• Document:
------------------------------------

Piero Manzoni di Chiosca e Poggiolo, better known as Piero Manzoni (July 13, 1933 – February 6, 1963) was an Italian artist best known for his ironic approach to avant-garde art. Often compared to the work of Yves Klein, his own work anticipated, and directly influenced, the work of a generation of younger Italian artists brought together by the critic Germano Celant in the first Arte Povera exhibition held in Genoa, 1967. Manzoni is most famous for a series of artworks that call into question the nature of the art object, directly prefiguring Conceptual Art. His work eschews normal artist's materials, instead using everything from rabbit fur to human excrement in order to "tap mythological sources and to realize authentic and universal values".

His work is widely seen as a critique of the mass production and consumerism that was changing Italian society (the Italian economic miracle) after World War II. Italian artists such as Manzoni had to negotiate the new economic and material order of post-war Europe through inventive artistic practices which crossed geographic, artistic, and cultural borders.

Manzoni died of myocardial infarction in his studio in Milan on February 6, 1963. His contemporary Ben Vautier signed Manzoni's death certificate, declaring it a work of art.

Biography
Manzoni was born in Soncino, province of Cremona.  His full name was Count Meroni Manzoni di Chiosca e Poggiolo.

Self-taught as an artist, Manzoni first exhibited at the Soncino's Castle in Soncino in August 1956, at the age of 23. His early work was broadly gestural, and showed the influence of Milanese proponents of Nuclear Art, such as Enrico Baj. His later works, from approximately 1957 until his death in 1963, questioned and satirized the status of the art object as it had been conceived throughout modernism. Influences include earlier (though still active) artists like Marcel Duchamp and contemporaneous practitioners Ben Vautier and Yves Klein.

------------------------------------

• Recorded information:

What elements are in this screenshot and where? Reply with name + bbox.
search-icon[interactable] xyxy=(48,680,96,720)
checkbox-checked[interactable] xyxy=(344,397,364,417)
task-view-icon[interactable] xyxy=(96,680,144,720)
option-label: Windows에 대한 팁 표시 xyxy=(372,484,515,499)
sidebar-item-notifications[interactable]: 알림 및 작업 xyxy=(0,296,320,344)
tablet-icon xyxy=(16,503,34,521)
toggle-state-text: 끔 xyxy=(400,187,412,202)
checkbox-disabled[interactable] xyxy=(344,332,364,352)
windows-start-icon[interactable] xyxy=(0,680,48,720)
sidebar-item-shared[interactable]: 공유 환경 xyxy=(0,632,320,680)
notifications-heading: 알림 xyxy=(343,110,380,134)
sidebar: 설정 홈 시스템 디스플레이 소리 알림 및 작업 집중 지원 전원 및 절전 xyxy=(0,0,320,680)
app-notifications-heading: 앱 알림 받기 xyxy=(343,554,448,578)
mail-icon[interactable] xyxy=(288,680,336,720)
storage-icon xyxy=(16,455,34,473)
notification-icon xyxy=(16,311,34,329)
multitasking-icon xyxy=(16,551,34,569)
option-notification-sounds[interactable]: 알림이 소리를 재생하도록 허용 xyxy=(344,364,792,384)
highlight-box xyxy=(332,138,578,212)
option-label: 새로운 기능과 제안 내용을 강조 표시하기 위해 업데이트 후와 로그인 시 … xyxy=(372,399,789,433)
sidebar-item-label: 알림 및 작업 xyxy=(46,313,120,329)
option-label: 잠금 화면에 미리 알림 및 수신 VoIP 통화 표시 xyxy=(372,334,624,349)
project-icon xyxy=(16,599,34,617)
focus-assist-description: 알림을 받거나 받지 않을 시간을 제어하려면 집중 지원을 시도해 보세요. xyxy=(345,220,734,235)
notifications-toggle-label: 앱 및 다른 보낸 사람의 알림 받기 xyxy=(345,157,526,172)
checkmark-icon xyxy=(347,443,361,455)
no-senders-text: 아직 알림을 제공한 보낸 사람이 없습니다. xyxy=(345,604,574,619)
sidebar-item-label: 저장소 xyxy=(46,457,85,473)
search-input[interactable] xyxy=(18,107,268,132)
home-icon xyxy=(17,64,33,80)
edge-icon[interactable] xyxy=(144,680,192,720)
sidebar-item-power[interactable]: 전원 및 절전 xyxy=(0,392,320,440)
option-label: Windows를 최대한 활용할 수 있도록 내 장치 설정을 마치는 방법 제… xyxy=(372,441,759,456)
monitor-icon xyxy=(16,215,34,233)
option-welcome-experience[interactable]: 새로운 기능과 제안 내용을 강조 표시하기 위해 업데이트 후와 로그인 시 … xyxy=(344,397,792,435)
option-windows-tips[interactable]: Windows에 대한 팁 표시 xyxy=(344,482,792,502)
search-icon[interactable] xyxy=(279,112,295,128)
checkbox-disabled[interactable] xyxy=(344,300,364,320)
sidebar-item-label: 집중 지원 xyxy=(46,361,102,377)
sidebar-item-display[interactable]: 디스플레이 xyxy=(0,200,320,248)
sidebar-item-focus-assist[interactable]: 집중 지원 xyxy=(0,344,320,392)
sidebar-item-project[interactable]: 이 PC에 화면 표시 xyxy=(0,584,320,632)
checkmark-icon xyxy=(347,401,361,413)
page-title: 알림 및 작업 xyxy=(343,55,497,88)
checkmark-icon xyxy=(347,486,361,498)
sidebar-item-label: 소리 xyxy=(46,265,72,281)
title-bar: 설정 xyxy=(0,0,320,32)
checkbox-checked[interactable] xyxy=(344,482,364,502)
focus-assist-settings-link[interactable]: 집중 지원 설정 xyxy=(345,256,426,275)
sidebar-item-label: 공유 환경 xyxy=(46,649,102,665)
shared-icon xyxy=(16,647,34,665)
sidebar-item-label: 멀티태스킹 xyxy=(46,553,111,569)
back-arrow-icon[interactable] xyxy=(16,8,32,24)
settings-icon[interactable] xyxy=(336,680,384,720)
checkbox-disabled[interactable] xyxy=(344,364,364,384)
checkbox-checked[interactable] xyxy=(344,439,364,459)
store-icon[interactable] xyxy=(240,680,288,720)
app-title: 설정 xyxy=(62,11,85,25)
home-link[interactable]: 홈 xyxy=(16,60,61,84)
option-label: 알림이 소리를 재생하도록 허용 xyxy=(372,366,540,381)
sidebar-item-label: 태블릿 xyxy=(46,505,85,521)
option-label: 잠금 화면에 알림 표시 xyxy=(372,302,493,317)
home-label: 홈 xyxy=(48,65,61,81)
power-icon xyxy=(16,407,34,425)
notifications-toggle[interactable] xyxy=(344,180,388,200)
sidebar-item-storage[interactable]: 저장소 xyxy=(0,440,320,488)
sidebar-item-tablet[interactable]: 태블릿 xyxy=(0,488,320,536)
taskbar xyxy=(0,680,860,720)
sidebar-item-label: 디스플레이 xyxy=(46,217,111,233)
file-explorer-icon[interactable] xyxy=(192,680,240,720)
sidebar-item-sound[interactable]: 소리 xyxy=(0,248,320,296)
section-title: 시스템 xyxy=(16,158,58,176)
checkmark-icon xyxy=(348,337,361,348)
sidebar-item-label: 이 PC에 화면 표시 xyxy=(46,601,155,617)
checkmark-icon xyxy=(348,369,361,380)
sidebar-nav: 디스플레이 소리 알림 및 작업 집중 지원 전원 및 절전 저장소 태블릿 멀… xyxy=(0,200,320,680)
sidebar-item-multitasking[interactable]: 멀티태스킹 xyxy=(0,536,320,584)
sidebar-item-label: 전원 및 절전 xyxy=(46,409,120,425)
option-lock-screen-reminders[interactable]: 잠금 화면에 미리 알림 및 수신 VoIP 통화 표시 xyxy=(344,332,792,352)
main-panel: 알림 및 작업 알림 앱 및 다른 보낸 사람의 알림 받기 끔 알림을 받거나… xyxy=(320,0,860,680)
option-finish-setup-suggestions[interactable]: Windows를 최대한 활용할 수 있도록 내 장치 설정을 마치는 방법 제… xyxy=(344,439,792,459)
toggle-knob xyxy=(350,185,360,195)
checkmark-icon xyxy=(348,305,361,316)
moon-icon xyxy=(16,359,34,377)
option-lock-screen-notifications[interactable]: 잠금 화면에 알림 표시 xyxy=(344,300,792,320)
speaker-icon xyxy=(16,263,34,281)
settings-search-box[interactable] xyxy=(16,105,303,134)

------------------------------------

• Your tasks:
1 – How would you sum up the text on Piero Manzoni above in two sentences?
2 – Answer these questions from the text on Piero Manzoni, one per line:
(a) In what city and year was the first Arte Povera exhibition held?
(b) Who signed Manzoni's death certificate?
(c) Where did Manzoni first exhibit, and at what age?
3 – Does each statement agree with the text on Piero Manzoni? Answer yes or no, and quote the deciding words.
(a) Manzoni trained as an artist at a formal academy.
(b) Manzoni died in his studio in Milan.
(c) The critic who brought together the Arte Povera artists was Enrico Baj.

• Responses to the exercise:
1 – Piero Manzoni was an Italian artist known for an ironic approach to avant-garde art, whose works questioned the nature of the art object, prefigured Conceptual Art and influenced the younger artists of Arte Povera. Self-taught, he used unusual materials such as rabbit fur and human excrement, made work widely seen as a critique of post-war mass production and consumerism, and died in his Milan studio in 1963.

2 –
(a) Genoa, 1967.
(b) Ben Vautier.
(c) At Soncino's Castle in Soncino, at the age of 23.

3 –
(a) No: "Self-taught as an artist"
(b) Yes: "Manzoni died of myocardial infarction in his studio in Milan on February 6, 1963."
(c) No: "brought together by the critic Germano Celant"